## Work to be completed
Reproduce the listing that follows with no differences at all.

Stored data
* begin *

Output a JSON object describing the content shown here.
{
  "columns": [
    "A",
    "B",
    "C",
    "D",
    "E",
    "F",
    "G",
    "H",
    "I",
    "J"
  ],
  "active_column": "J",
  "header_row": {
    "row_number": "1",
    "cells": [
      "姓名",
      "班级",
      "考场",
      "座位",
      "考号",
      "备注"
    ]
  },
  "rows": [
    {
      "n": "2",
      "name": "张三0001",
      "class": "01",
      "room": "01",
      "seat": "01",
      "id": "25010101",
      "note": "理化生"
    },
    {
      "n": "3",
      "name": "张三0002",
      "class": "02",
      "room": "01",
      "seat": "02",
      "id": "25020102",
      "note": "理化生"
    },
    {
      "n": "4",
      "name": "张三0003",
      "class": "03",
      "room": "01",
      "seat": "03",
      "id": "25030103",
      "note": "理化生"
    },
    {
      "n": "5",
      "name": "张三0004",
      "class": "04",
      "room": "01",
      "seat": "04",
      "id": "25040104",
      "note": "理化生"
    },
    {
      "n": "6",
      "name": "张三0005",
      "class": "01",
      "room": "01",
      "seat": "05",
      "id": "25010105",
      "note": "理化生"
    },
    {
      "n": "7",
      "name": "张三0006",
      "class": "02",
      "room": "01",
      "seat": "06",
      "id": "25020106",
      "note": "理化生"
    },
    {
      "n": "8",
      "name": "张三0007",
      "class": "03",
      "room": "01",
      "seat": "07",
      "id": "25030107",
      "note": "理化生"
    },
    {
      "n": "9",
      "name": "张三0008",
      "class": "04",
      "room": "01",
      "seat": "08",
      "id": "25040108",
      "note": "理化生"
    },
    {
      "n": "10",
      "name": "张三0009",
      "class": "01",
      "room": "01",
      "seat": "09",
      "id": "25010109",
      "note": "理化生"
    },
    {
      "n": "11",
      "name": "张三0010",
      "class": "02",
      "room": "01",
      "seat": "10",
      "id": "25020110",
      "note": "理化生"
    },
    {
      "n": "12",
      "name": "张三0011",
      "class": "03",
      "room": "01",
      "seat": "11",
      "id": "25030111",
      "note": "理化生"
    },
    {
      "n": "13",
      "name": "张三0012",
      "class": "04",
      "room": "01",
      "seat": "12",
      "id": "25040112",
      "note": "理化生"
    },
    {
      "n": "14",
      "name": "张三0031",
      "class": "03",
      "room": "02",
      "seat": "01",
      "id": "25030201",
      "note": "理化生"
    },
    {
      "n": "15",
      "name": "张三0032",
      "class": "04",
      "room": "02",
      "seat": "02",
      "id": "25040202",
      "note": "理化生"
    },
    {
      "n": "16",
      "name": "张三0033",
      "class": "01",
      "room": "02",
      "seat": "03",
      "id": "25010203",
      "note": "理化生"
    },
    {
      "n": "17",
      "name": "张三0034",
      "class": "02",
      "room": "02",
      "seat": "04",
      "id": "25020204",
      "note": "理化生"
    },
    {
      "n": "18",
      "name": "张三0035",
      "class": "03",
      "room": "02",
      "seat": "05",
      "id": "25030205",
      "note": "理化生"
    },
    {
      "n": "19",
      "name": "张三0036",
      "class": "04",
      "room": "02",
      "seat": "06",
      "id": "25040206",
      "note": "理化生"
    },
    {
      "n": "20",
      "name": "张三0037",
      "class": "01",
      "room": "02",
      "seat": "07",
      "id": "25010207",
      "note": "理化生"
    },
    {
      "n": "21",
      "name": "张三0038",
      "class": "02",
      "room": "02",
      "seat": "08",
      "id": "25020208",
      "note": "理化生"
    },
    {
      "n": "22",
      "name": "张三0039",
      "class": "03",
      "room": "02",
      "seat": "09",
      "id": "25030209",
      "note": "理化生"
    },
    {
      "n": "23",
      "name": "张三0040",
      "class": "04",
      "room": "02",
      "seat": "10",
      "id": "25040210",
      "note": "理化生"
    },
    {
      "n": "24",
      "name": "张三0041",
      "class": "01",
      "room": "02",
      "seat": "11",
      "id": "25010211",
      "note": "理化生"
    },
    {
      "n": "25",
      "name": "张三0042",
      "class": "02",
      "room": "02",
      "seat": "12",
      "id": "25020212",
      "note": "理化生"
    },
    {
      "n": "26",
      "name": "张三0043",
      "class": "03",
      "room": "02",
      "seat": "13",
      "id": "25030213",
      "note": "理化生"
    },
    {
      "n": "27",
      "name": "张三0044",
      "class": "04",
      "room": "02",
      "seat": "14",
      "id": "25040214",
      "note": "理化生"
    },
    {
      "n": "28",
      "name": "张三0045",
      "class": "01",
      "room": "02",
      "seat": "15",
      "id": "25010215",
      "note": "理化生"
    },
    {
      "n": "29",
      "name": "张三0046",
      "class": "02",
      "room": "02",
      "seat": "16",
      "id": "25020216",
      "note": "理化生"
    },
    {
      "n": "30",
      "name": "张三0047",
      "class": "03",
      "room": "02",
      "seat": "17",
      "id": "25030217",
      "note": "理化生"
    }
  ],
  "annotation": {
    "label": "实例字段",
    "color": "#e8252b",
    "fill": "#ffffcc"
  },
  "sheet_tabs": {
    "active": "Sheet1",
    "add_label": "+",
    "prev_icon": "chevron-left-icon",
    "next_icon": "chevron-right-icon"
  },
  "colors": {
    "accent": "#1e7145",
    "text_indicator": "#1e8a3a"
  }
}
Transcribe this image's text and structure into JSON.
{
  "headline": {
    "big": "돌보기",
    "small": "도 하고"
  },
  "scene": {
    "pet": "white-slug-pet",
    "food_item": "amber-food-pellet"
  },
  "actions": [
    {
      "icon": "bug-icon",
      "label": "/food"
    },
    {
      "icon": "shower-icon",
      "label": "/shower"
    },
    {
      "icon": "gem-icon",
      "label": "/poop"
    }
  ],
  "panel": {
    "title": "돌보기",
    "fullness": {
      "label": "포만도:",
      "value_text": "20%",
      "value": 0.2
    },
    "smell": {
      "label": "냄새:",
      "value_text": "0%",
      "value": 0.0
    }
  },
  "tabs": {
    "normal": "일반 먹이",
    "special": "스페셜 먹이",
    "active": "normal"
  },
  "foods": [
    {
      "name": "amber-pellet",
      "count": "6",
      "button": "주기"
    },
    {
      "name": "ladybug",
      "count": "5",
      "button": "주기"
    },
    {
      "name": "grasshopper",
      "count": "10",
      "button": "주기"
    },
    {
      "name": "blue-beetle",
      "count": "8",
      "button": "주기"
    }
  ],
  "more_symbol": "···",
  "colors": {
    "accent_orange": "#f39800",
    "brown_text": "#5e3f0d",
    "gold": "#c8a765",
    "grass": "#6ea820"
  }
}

* end *

## Problem solution
Output a JSON object describing the content shown here.
{
  "columns": [
    "A",
    "B",
    "C",
    "D",
    "E",
    "F",
    "G",
    "H",
    "I",
    "J"
  ],
  "active_column": "J",
  "header_row": {
    "row_number": "1",
    "cells": [
      "姓名",
      "班级",
      "考场",
      "座位",
      "考号",
      "备注"
    ]
  },
  "rows": [
    {
      "n": "2",
      "name": "张三0001",
      "class": "01",
      "room": "01",
      "seat": "01",
      "id": "25010101",
      "note": "理化生"
    },
    {
      "n": "3",
      "name": "张三0002",
      "class": "02",
      "room": "01",
      "seat": "02",
      "id": "25020102",
      "note": "理化生"
    },
    {
      "n": "4",
      "name": "张三0003",
      "class": "03",
      "room": "01",
      "seat": "03",
      "id": "25030103",
      "note": "理化生"
    },
    {
      "n": "5",
      "name": "张三0004",
      "class": "04",
      "room": "01",
      "seat": "04",
      "id": "25040104",
      "note": "理化生"
    },
    {
      "n": "6",
      "name": "张三0005",
      "class": "01",
      "room": "01",
      "seat": "05",
      "id": "25010105",
      "note": "理化生"
    },
    {
      "n": "7",
      "name": "张三0006",
      "class": "02",
      "room": "01",
      "seat": "06",
      "id": "25020106",
      "note": "理化生"
    },
    {
      "n": "8",
      "name": "张三0007",
      "class": "03",
      "room": "01",
      "seat": "07",
      "id": "25030107",
      "note": "理化生"
    },
    {
      "n": "9",
      "name": "张三0008",
      "class": "04",
      "room": "01",
      "seat": "08",
      "id": "25040108",
      "note": "理化生"
    },
    {
      "n": "10",
      "name": "张三0009",
      "class": "01",
      "room": "01",
      "seat": "09",
      "id": "25010109",
      "note": "理化生"
    },
    {
      "n": "11",
      "name": "张三0010",
      "class": "02",
      "room": "01",
      "seat": "10",
      "id": "25020110",
      "note": "理化生"
    },
    {
      "n": "12",
      "name": "张三0011",
      "class": "03",
      "room": "01",
      "seat": "11",
      "id": "25030111",
      "note": "理化生"
    },
    {
      "n": "13",
      "name": "张三0012",
      "class": "04",
      "room": "01",
      "seat": "12",
      "id": "25040112",
      "note": "理化生"
    },
    {
      "n": "14",
      "name": "张三0031",
      "class": "03",
      "room": "02",
      "seat": "01",
      "id": "25030201",
      "note": "理化生"
    },
    {
      "n": "15",
      "name": "张三0032",
      "class": "04",
      "room": "02",
      "seat": "02",
      "id": "25040202",
      "note": "理化生"
    },
    {
      "n": "16",
      "name": "张三0033",
      "class": "01",
      "room": "02",
      "seat": "03",
      "id": "25010203",
      "note": "理化生"
    },
    {
      "n": "17",
      "name": "张三0034",
      "class": "02",
      "room": "02",
      "seat": "04",
      "id": "25020204",
      "note": "理化生"
    },
    {
      "n": "18",
      "name": "张三0035",
      "class": "03",
      "room": "02",
      "seat": "05",
      "id": "25030205",
      "note": "理化生"
    },
    {
      "n": "19",
      "name": "张三0036",
      "class": "04",
      "room": "02",
      "seat": "06",
      "id": "25040206",
      "note": "理化生"
    },
    {
      "n": "20",
      "name": "张三0037",
      "class": "01",
      "room": "02",
      "seat": "07",
      "id": "25010207",
      "note": "理化生"
    },
    {
      "n": "21",
      "name": "张三0038",
      "class": "02",
      "room": "02",
      "seat": "08",
      "id": "25020208",
      "note": "理化生"
    },
    {
      "n": "22",
      "name": "张三0039",
      "class": "03",
      "room": "02",
      "seat": "09",
      "id": "25030209",
      "note": "理化生"
    },
    {
      "n": "23",
      "name": "张三0040",
      "class": "04",
      "room": "02",
      "seat": "10",
      "id": "25040210",
      "note": "理化生"
    },
    {
      "n": "24",
      "name": "张三0041",
      "class": "01",
      "room": "02",
      "seat": "11",
      "id": "25010211",
      "note": "理化生"
    },
    {
      "n": "25",
      "name": "张三0042",
      "class": "02",
      "room": "02",
      "seat": "12",
      "id": "25020212",
      "note": "理化生"
    },
    {
      "n": "26",
      "name": "张三0043",
      "class": "03",
      "room": "02",
      "seat": "13",
      "id": "25030213",
      "note": "理化生"
    },
    {
      "n": "27",
      "name": "张三0044",
      "class": "04",
      "room": "02",
      "seat": "14",
      "id": "25040214",
      "note": "理化生"
    },
    {
      "n": "28",
      "name": "张三0045",
      "class": "01",
      "room": "02",
      "seat": "15",
      "id": "25010215",
      "note": "理化生"
    },
    {
      "n": "29",
      "name": "张三0046",
      "class": "02",
      "room": "02",
      "seat": "16",
      "id": "25020216",
      "note": "理化生"
    },
    {
      "n": "30",
      "name": "张三0047",
      "class": "03",
      "room": "02",
      "seat": "17",
      "id": "25030217",
      "note": "理化生"
    }
  ],
  "annotation": {
    "label": "实例字段",
    "color": "#e8252b",
    "fill": "#ffffcc"
  },
  "sheet_tabs": {
    "active": "Sheet1",
    "add_label": "+",
    "prev_icon": "chevron-left-icon",
    "next_icon": "chevron-right-icon"
  },
  "colors": {
    "accent": "#1e7145",
    "text_indicator": "#1e8a3a"
  }
}
Transcribe this image's text and structure into JSON.
{
  "headline": {
    "big": "돌보기",
    "small": "도 하고"
  },
  "scene": {
    "pet": "white-slug-pet",
    "food_item": "amber-food-pellet"
  },
  "actions": [
    {
      "icon": "bug-icon",
      "label": "/food"
    },
    {
      "icon": "shower-icon",
      "label": "/shower"
    },
    {
      "icon": "gem-icon",
      "label": "/poop"
    }
  ],
  "panel": {
    "title": "돌보기",
    "fullness": {
      "label": "포만도:",
      "value_text": "20%",
      "value": 0.2
    },
    "smell": {
      "label": "냄새:",
      "value_text": "0%",
      "value": 0.0
    }
  },
  "tabs": {
    "normal": "일반 먹이",
    "special": "스페셜 먹이",
    "active": "normal"
  },
  "foods": [
    {
      "name": "amber-pellet",
      "count": "6",
      "button": "주기"
    },
    {
      "name": "ladybug",
      "count": "5",
      "button": "주기"
    },
    {
      "name": "grasshopper",
      "count": "10",
      "button": "주기"
    },
    {
      "name": "blue-beetle",
      "count": "8",
      "button": "주기"
    }
  ],
  "more_symbol": "···",
  "colors": {
    "accent_orange": "#f39800",
    "brown_text": "#5e3f0d",
    "gold": "#c8a765",
    "grass": "#6ea820"
  }
}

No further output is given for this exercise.